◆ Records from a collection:
************

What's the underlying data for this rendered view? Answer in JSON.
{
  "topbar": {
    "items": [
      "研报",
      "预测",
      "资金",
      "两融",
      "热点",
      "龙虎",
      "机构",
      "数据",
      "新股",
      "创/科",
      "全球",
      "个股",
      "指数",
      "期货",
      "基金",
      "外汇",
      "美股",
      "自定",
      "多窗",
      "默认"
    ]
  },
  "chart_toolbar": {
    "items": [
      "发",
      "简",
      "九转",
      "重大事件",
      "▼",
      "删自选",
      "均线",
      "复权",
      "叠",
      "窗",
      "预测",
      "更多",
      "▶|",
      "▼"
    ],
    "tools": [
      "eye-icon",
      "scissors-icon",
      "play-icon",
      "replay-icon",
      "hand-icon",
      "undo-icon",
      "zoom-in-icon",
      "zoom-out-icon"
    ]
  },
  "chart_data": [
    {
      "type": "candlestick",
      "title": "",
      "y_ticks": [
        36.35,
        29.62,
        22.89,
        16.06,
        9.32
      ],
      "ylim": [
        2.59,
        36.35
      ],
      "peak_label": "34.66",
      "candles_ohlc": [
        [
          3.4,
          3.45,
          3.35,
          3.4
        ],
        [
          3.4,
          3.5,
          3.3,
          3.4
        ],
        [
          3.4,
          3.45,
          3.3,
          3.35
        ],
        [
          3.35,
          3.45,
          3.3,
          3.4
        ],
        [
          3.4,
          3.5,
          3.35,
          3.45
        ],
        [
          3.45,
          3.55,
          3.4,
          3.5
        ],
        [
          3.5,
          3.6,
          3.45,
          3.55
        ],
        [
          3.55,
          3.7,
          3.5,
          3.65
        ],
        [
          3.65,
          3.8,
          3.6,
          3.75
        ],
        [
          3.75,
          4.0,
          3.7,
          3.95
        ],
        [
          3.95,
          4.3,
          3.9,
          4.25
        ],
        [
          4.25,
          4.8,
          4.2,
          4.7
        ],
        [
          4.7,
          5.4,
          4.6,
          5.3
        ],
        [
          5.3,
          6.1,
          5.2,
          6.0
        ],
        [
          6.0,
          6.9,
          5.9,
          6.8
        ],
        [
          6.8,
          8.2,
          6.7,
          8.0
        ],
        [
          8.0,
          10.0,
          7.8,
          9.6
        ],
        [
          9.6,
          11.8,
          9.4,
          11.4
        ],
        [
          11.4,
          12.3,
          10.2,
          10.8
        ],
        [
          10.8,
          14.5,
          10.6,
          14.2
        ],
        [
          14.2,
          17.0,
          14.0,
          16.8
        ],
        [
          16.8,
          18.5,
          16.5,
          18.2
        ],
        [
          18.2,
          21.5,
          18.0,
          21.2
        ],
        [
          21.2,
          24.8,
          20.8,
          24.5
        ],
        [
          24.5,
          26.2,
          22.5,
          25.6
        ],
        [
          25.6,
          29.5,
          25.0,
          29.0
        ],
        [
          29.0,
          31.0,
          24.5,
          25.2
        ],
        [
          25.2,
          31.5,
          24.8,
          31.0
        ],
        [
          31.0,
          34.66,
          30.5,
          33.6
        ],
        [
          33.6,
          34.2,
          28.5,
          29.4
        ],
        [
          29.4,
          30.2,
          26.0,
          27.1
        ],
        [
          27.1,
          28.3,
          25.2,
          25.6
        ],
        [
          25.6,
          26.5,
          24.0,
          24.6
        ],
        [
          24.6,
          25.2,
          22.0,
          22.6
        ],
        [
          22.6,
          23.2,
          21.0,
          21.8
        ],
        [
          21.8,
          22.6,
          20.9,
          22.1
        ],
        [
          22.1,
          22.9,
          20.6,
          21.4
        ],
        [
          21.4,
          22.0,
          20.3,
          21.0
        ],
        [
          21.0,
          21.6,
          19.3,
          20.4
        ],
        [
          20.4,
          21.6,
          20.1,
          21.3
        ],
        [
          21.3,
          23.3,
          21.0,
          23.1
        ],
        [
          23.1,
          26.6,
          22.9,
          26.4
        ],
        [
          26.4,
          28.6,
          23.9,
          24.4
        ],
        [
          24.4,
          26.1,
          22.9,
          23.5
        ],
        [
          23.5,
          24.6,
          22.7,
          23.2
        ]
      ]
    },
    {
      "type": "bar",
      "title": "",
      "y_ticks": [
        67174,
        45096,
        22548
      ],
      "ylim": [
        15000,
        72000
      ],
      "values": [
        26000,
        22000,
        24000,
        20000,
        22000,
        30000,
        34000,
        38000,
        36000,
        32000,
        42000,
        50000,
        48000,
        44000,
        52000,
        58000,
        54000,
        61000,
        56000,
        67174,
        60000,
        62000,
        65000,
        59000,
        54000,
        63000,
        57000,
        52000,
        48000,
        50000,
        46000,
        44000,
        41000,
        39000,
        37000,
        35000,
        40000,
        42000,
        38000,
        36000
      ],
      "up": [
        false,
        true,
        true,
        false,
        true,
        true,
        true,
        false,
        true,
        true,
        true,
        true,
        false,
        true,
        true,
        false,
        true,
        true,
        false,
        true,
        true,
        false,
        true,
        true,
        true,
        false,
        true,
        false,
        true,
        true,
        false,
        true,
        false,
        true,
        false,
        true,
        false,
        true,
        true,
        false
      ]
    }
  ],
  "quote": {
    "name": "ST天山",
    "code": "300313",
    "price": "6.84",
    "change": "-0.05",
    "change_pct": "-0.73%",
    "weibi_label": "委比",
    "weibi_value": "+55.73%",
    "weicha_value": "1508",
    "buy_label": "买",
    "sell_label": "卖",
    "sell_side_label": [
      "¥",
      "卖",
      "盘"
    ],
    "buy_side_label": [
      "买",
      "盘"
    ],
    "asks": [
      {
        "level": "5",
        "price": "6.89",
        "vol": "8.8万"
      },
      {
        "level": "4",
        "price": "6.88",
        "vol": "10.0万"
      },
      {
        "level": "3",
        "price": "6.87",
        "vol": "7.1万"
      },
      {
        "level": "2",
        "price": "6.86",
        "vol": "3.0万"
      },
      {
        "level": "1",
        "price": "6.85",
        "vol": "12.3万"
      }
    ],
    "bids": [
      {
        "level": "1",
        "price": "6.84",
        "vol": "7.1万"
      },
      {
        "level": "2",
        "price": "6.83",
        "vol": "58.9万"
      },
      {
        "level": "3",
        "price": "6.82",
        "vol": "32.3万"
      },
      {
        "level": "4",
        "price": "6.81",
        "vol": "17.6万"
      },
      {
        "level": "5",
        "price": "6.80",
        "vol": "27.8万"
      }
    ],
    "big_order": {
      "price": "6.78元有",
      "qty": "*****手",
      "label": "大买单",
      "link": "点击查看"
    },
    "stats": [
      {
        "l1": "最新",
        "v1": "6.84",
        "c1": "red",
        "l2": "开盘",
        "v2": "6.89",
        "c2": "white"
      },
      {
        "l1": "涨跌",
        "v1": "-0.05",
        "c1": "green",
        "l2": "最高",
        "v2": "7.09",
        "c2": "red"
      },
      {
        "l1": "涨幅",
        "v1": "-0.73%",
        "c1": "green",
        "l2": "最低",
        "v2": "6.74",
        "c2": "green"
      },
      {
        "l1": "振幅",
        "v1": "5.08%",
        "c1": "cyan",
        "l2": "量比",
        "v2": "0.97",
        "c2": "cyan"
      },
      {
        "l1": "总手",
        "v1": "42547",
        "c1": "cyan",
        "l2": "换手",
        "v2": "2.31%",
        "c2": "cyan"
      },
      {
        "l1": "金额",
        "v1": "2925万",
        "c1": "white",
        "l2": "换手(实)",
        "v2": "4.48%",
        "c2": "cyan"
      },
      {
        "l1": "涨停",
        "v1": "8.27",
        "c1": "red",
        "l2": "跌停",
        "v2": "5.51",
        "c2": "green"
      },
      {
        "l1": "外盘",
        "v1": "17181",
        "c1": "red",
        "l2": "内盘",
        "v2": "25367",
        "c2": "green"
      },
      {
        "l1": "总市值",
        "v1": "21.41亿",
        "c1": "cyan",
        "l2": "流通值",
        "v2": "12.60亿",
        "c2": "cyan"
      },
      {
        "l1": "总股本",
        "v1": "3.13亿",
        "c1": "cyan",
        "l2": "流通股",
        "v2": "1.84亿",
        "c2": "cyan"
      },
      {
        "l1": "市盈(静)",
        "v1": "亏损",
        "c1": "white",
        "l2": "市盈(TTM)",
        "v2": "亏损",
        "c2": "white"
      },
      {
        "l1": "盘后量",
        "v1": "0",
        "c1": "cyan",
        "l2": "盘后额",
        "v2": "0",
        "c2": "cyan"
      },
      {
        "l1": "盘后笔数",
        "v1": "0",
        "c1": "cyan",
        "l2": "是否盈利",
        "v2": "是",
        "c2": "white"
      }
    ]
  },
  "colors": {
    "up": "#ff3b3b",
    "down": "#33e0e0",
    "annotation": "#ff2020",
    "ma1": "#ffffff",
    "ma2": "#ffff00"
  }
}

************

◆ WRITTEN REQUEST:
Pick out all lines from the data above in which the word "icon" appears.

◆ CORRECT RESULT:
      "eye-icon",
      "scissors-icon",
      "play-icon",
      "replay-icon",
      "hand-icon",
      "undo-icon",
      "zoom-in-icon",
      "zoom-out-icon"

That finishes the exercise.